Print the listing in its entirety and exactly, leaving out images.

########################################

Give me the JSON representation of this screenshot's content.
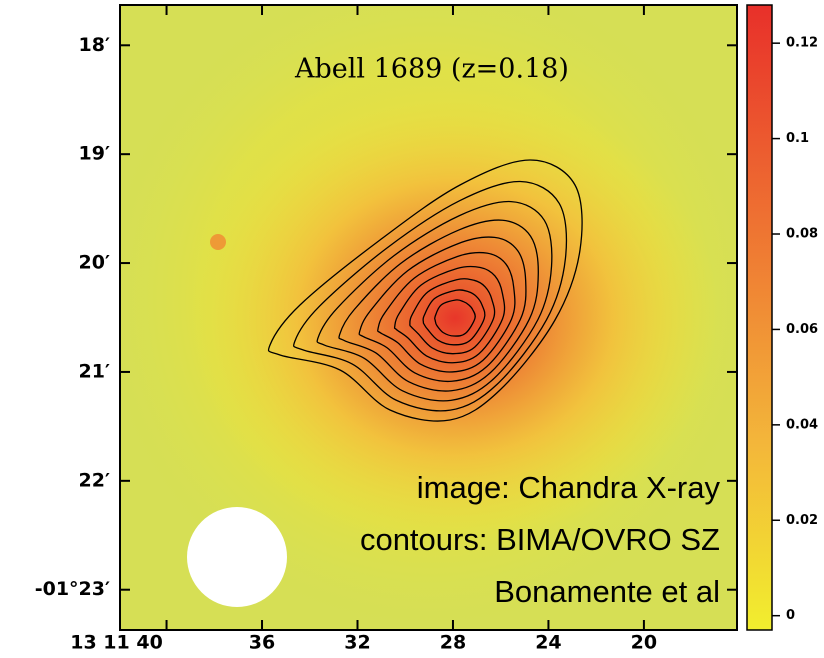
{
  "chart_data": {
    "type": "image",
    "title": "Abell 1689 (z=0.18)",
    "annotations": [
      "image: Chandra X-ray",
      "contours: BIMA/OVRO SZ",
      "Bonamente et al"
    ],
    "xlim": [
      41.95,
      16.1
    ],
    "xticks": [
      {
        "value": 40,
        "label": "13 11 40"
      },
      36,
      32,
      28,
      24,
      20
    ],
    "ylim": [
      17.63,
      23.37
    ],
    "yticks": [
      {
        "value": 18,
        "label": "18′"
      },
      {
        "value": 19,
        "label": "19′"
      },
      {
        "value": 20,
        "label": "20′"
      },
      {
        "value": 21,
        "label": "21′"
      },
      {
        "value": 22,
        "label": "22′"
      },
      {
        "value": 23,
        "label": "-01°23′"
      }
    ],
    "colorbar": {
      "lim": [
        -0.003,
        0.128
      ],
      "ticks": [
        0,
        0.02,
        0.04,
        0.06,
        0.08,
        0.1,
        0.12
      ]
    }
  }
}
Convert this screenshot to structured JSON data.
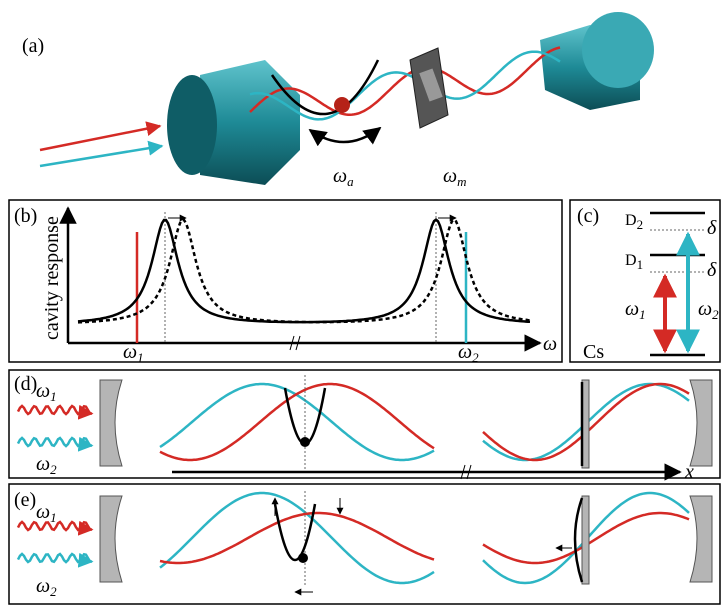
{
  "panels": {
    "a": {
      "label": "(a)",
      "omega_a": {
        "symbol": "ω",
        "sub": "a"
      },
      "omega_m": {
        "symbol": "ω",
        "sub": "m"
      }
    },
    "b": {
      "label": "(b)",
      "y_label": "cavity response",
      "omega_1": {
        "symbol": "ω",
        "sub": "1"
      },
      "omega_2": {
        "symbol": "ω",
        "sub": "2"
      },
      "x_label": "ω"
    },
    "c": {
      "label": "(c)",
      "d2": {
        "symbol": "D",
        "sub": "2"
      },
      "d1": {
        "symbol": "D",
        "sub": "1"
      },
      "delta_upper": "δ",
      "delta_lower": "δ",
      "omega_1": {
        "symbol": "ω",
        "sub": "1"
      },
      "omega_2": {
        "symbol": "ω",
        "sub": "2"
      },
      "ground": "Cs"
    },
    "d": {
      "label": "(d)",
      "omega_1": {
        "symbol": "ω",
        "sub": "1"
      },
      "omega_2": {
        "symbol": "ω",
        "sub": "2"
      },
      "x_label": "x"
    },
    "e": {
      "label": "(e)",
      "omega_1": {
        "symbol": "ω",
        "sub": "1"
      },
      "omega_2": {
        "symbol": "ω",
        "sub": "2"
      }
    }
  }
}
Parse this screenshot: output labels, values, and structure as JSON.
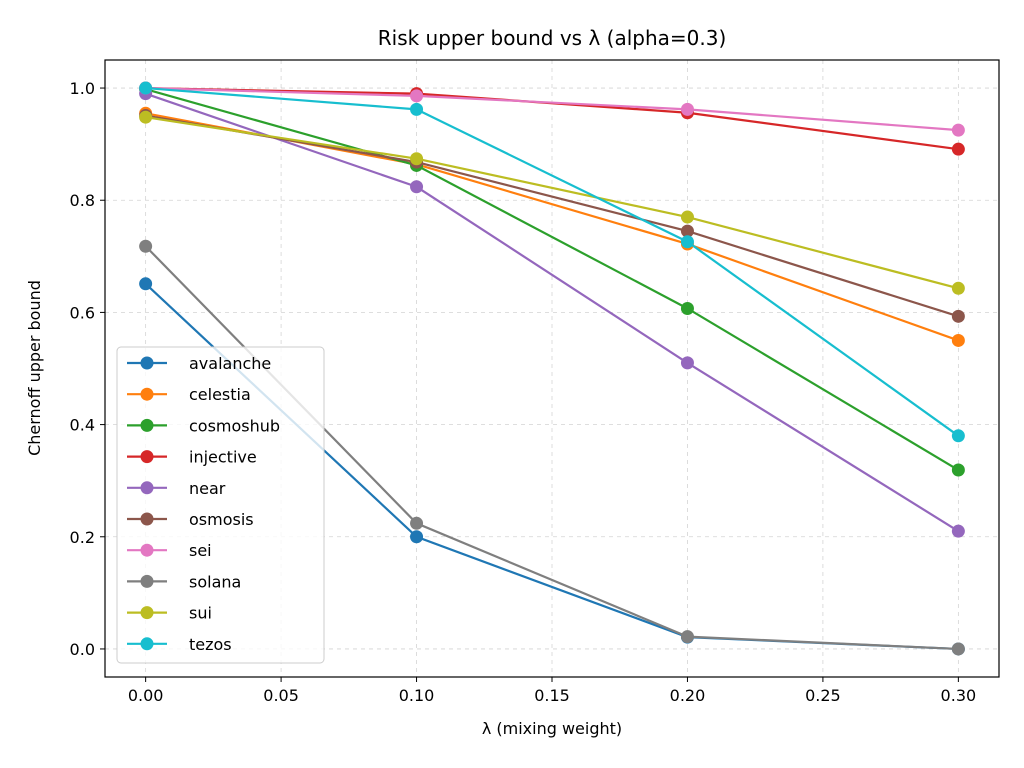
{
  "chart_data": {
    "type": "line",
    "title": "Risk upper bound vs λ (alpha=0.3)",
    "xlabel": "λ (mixing weight)",
    "ylabel": "Chernoff upper bound",
    "x": [
      0.0,
      0.1,
      0.2,
      0.3
    ],
    "xlim": [
      -0.015,
      0.315
    ],
    "ylim": [
      -0.05,
      1.05
    ],
    "xticks": [
      "0.00",
      "0.05",
      "0.10",
      "0.15",
      "0.20",
      "0.25",
      "0.30"
    ],
    "xtick_values": [
      0.0,
      0.05,
      0.1,
      0.15,
      0.2,
      0.25,
      0.3
    ],
    "yticks": [
      "0.0",
      "0.2",
      "0.4",
      "0.6",
      "0.8",
      "1.0"
    ],
    "ytick_values": [
      0.0,
      0.2,
      0.4,
      0.6,
      0.8,
      1.0
    ],
    "grid": true,
    "legend_position": "lower-left",
    "series": [
      {
        "name": "avalanche",
        "color": "#1f77b4",
        "values": [
          0.651,
          0.2,
          0.021,
          0.0
        ]
      },
      {
        "name": "celestia",
        "color": "#ff7f0e",
        "values": [
          0.955,
          0.864,
          0.722,
          0.55
        ]
      },
      {
        "name": "cosmoshub",
        "color": "#2ca02c",
        "values": [
          0.998,
          0.862,
          0.607,
          0.319
        ]
      },
      {
        "name": "injective",
        "color": "#d62728",
        "values": [
          1.0,
          0.99,
          0.956,
          0.891
        ]
      },
      {
        "name": "near",
        "color": "#9467bd",
        "values": [
          0.99,
          0.824,
          0.51,
          0.21
        ]
      },
      {
        "name": "osmosis",
        "color": "#8c564b",
        "values": [
          0.951,
          0.868,
          0.745,
          0.593
        ]
      },
      {
        "name": "sei",
        "color": "#e377c2",
        "values": [
          1.0,
          0.986,
          0.962,
          0.925
        ]
      },
      {
        "name": "solana",
        "color": "#7f7f7f",
        "values": [
          0.718,
          0.224,
          0.022,
          0.0
        ]
      },
      {
        "name": "sui",
        "color": "#bcbd22",
        "values": [
          0.948,
          0.874,
          0.77,
          0.643
        ]
      },
      {
        "name": "tezos",
        "color": "#17becf",
        "values": [
          1.0,
          0.962,
          0.726,
          0.38
        ]
      }
    ]
  }
}
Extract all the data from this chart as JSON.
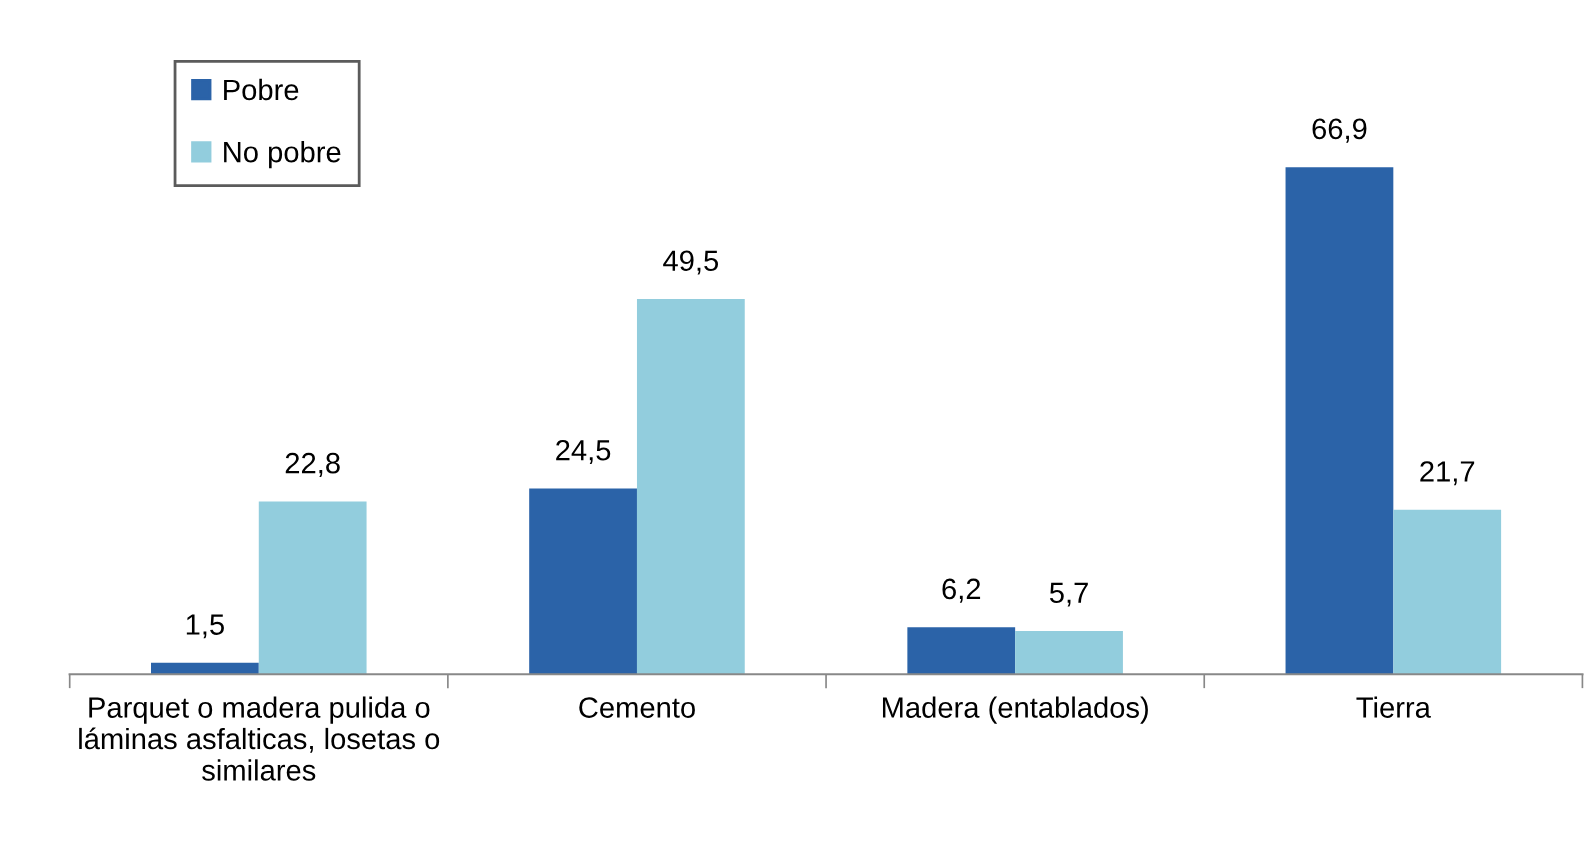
{
  "chart_data": {
    "type": "bar",
    "categories": [
      "Parquet o madera pulida o\nláminas asfalticas, losetas o\nsimilares",
      "Cemento",
      "Madera (entablados)",
      "Tierra"
    ],
    "series": [
      {
        "name": "Pobre",
        "color": "#2b63a8",
        "values": [
          1.5,
          24.5,
          6.2,
          66.9
        ],
        "value_labels": [
          "1,5",
          "24,5",
          "6,2",
          "66,9"
        ]
      },
      {
        "name": "No pobre",
        "color": "#92cddd",
        "values": [
          22.8,
          49.5,
          5.7,
          21.7
        ],
        "value_labels": [
          "22,8",
          "49,5",
          "5,7",
          "21,7"
        ]
      }
    ],
    "legend": "top left",
    "grid": false
  }
}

########################################

• [REPLY]
Give me the JSON representation of this screenshot's content.
{
  "chart_data": {
    "type": "image",
    "title": "Abell 1689 (z=0.18)",
    "annotations": [
      "image: Chandra X-ray",
      "contours: BIMA/OVRO SZ",
      "Bonamente et al"
    ],
    "xlim": [
      41.95,
      16.1
    ],
    "xticks": [
      {
        "value": 40,
        "label": "13 11 40"
      },
      36,
      32,
      28,
      24,
      20
    ],
    "ylim": [
      17.63,
      23.37
    ],
    "yticks": [
      {
        "value": 18,
        "label": "18′"
      },
      {
        "value": 19,
        "label": "19′"
      },
      {
        "value": 20,
        "label": "20′"
      },
      {
        "value": 21,
        "label": "21′"
      },
      {
        "value": 22,
        "label": "22′"
      },
      {
        "value": 23,
        "label": "-01°23′"
      }
    ],
    "colorbar": {
      "lim": [
        -0.003,
        0.128
      ],
      "ticks": [
        0,
        0.02,
        0.04,
        0.06,
        0.08,
        0.1,
        0.12
      ]
    }
  }
}
Convert this screenshot to structured JSON data.
{
  "panels": {
    "a": {
      "label": "(a)",
      "omega_a": {
        "symbol": "ω",
        "sub": "a"
      },
      "omega_m": {
        "symbol": "ω",
        "sub": "m"
      }
    },
    "b": {
      "label": "(b)",
      "y_label": "cavity response",
      "omega_1": {
        "symbol": "ω",
        "sub": "1"
      },
      "omega_2": {
        "symbol": "ω",
        "sub": "2"
      },
      "x_label": "ω"
    },
    "c": {
      "label": "(c)",
      "d2": {
        "symbol": "D",
        "sub": "2"
      },
      "d1": {
        "symbol": "D",
        "sub": "1"
      },
      "delta_upper": "δ",
      "delta_lower": "δ",
      "omega_1": {
        "symbol": "ω",
        "sub": "1"
      },
      "omega_2": {
        "symbol": "ω",
        "sub": "2"
      },
      "ground": "Cs"
    },
    "d": {
      "label": "(d)",
      "omega_1": {
        "symbol": "ω",
        "sub": "1"
      },
      "omega_2": {
        "symbol": "ω",
        "sub": "2"
      },
      "x_label": "x"
    },
    "e": {
      "label": "(e)",
      "omega_1": {
        "symbol": "ω",
        "sub": "1"
      },
      "omega_2": {
        "symbol": "ω",
        "sub": "2"
      }
    }
  }
}
Parse this screenshot: output labels, values, and structure as JSON.
{
  "chart_data": {
    "type": "line",
    "title": "Risk upper bound vs λ (alpha=0.3)",
    "xlabel": "λ (mixing weight)",
    "ylabel": "Chernoff upper bound",
    "x": [
      0.0,
      0.1,
      0.2,
      0.3
    ],
    "xlim": [
      -0.015,
      0.315
    ],
    "ylim": [
      -0.05,
      1.05
    ],
    "xticks": [
      "0.00",
      "0.05",
      "0.10",
      "0.15",
      "0.20",
      "0.25",
      "0.30"
    ],
    "xtick_values": [
      0.0,
      0.05,
      0.1,
      0.15,
      0.2,
      0.25,
      0.3
    ],
    "yticks": [
      "0.0",
      "0.2",
      "0.4",
      "0.6",
      "0.8",
      "1.0"
    ],
    "ytick_values": [
      0.0,
      0.2,
      0.4,
      0.6,
      0.8,
      1.0
    ],
    "grid": true,
    "legend_position": "lower-left",
    "series": [
      {
        "name": "avalanche",
        "color": "#1f77b4",
        "values": [
          0.651,
          0.2,
          0.021,
          0.0
        ]
      },
      {
        "name": "celestia",
        "color": "#ff7f0e",
        "values": [
          0.955,
          0.864,
          0.722,
          0.55
        ]
      },
      {
        "name": "cosmoshub",
        "color": "#2ca02c",
        "values": [
          0.998,
          0.862,
          0.607,
          0.319
        ]
      },
      {
        "name": "injective",
        "color": "#d62728",
        "values": [
          1.0,
          0.99,
          0.956,
          0.891
        ]
      },
      {
        "name": "near",
        "color": "#9467bd",
        "values": [
          0.99,
          0.824,
          0.51,
          0.21
        ]
      },
      {
        "name": "osmosis",
        "color": "#8c564b",
        "values": [
          0.951,
          0.868,
          0.745,
          0.593
        ]
      },
      {
        "name": "sei",
        "color": "#e377c2",
        "values": [
          1.0,
          0.986,
          0.962,
          0.925
        ]
      },
      {
        "name": "solana",
        "color": "#7f7f7f",
        "values": [
          0.718,
          0.224,
          0.022,
          0.0
        ]
      },
      {
        "name": "sui",
        "color": "#bcbd22",
        "values": [
          0.948,
          0.874,
          0.77,
          0.643
        ]
      },
      {
        "name": "tezos",
        "color": "#17becf",
        "values": [
          1.0,
          0.962,
          0.726,
          0.38
        ]
      }
    ]
  }
}
Extract all the data from this chart as JSON.
{
  "chart_data": {
    "type": "bar",
    "categories": [
      "Parquet o madera pulida o\nláminas asfalticas, losetas o\nsimilares",
      "Cemento",
      "Madera (entablados)",
      "Tierra"
    ],
    "series": [
      {
        "name": "Pobre",
        "color": "#2b63a8",
        "values": [
          1.5,
          24.5,
          6.2,
          66.9
        ],
        "value_labels": [
          "1,5",
          "24,5",
          "6,2",
          "66,9"
        ]
      },
      {
        "name": "No pobre",
        "color": "#92cddd",
        "values": [
          22.8,
          49.5,
          5.7,
          21.7
        ],
        "value_labels": [
          "22,8",
          "49,5",
          "5,7",
          "21,7"
        ]
      }
    ],
    "legend": "top left",
    "grid": false
  }
}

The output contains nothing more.